START
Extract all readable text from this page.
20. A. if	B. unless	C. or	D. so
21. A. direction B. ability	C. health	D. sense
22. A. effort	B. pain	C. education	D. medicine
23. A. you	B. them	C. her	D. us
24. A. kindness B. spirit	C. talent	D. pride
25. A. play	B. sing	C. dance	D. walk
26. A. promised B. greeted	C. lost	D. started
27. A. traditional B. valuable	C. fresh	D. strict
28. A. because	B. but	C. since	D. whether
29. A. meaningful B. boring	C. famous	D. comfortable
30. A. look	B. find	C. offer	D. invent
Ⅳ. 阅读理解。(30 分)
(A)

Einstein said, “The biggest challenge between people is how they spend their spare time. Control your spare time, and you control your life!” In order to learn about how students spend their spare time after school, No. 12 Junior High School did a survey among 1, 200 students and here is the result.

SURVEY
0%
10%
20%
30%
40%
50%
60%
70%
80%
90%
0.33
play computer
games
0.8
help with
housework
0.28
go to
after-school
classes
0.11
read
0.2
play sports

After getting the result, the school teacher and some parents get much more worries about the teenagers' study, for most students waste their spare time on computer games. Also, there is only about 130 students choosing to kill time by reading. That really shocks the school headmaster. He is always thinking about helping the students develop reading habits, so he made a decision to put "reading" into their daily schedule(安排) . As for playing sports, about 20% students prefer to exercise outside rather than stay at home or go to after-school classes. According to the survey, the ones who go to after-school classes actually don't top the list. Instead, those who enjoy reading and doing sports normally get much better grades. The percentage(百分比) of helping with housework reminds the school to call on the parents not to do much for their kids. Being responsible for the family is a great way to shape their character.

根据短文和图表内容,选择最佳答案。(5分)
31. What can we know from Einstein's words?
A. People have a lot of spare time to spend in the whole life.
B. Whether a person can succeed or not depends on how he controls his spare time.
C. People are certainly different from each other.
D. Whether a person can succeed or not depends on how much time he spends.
END
Task details →
Faithfully copy every entry, leaving nothing out.

Written answer →
Extract all readable text from this page.
20. A. if	B. unless	C. or	D. so
21. A. direction B. ability	C. health	D. sense
22. A. effort	B. pain	C. education	D. medicine
23. A. you	B. them	C. her	D. us
24. A. kindness B. spirit	C. talent	D. pride
25. A. play	B. sing	C. dance	D. walk
26. A. promised B. greeted	C. lost	D. started
27. A. traditional B. valuable	C. fresh	D. strict
28. A. because	B. but	C. since	D. whether
29. A. meaningful B. boring	C. famous	D. comfortable
30. A. look	B. find	C. offer	D. invent
Ⅳ. 阅读理解。(30 分)
(A)

Einstein said, “The biggest challenge between people is how they spend their spare time. Control your spare time, and you control your life!” In order to learn about how students spend their spare time after school, No. 12 Junior High School did a survey among 1, 200 students and here is the result.

SURVEY
0%
10%
20%
30%
40%
50%
60%
70%
80%
90%
0.33
play computer
games
0.8
help with
housework
0.28
go to
after-school
classes
0.11
read
0.2
play sports

After getting the result, the school teacher and some parents get much more worries about the teenagers' study, for most students waste their spare time on computer games. Also, there is only about 130 students choosing to kill time by reading. That really shocks the school headmaster. He is always thinking about helping the students develop reading habits, so he made a decision to put "reading" into their daily schedule(安排) . As for playing sports, about 20% students prefer to exercise outside rather than stay at home or go to after-school classes. According to the survey, the ones who go to after-school classes actually don't top the list. Instead, those who enjoy reading and doing sports normally get much better grades. The percentage(百分比) of helping with housework reminds the school to call on the parents not to do much for their kids. Being responsible for the family is a great way to shape their character.

根据短文和图表内容,选择最佳答案。(5分)
31. What can we know from Einstein's words?
A. People have a lot of spare time to spend in the whole life.
B. Whether a person can succeed or not depends on how he controls his spare time.
C. People are certainly different from each other.
D. Whether a person can succeed or not depends on how much time he spends.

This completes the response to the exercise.